What to do => Each line containing the word "number" must be collected.

Given records =>

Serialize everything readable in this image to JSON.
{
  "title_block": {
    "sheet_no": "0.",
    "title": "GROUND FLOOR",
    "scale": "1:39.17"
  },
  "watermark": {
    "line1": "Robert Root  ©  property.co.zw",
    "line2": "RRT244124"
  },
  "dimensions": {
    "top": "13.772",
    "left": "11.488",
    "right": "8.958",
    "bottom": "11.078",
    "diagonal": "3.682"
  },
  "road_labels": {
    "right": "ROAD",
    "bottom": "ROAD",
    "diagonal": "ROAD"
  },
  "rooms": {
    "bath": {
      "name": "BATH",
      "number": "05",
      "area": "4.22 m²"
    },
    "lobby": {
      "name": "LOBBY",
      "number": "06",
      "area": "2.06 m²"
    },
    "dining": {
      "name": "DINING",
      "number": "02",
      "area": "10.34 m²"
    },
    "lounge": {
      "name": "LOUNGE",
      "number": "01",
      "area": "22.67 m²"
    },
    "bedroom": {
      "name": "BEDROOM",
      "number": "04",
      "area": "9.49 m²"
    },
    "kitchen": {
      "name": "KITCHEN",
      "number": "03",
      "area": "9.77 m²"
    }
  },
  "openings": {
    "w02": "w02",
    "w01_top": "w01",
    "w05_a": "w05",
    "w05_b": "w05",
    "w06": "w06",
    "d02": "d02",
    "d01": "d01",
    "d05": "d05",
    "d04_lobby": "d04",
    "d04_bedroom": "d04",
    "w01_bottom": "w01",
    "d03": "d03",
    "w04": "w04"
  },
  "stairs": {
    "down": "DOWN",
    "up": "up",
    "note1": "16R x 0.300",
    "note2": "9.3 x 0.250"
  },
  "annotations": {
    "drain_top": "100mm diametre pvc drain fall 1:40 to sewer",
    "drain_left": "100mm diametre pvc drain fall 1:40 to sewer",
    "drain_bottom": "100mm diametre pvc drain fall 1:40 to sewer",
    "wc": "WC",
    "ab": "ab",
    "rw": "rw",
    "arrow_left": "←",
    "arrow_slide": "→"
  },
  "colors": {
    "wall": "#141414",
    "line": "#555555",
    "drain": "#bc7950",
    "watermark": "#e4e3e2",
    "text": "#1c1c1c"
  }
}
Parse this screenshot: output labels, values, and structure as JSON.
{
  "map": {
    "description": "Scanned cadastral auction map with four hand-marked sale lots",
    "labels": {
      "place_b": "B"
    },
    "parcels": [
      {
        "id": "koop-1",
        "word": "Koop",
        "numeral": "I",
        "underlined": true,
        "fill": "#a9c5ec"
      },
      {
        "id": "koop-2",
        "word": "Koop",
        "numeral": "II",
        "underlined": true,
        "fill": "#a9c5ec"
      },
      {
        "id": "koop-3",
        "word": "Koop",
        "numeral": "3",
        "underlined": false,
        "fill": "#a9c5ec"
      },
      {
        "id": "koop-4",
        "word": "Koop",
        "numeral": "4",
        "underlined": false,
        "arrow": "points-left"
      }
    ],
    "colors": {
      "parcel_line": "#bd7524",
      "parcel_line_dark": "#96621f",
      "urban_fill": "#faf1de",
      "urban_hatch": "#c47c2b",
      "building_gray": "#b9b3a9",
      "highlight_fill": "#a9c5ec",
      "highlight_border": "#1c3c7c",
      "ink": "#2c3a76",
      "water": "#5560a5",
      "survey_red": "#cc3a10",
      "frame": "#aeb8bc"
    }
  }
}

Output for this exercise =>
      "number": "05",
      "number": "06",
      "number": "02",
      "number": "01",
      "number": "04",
      "number": "03",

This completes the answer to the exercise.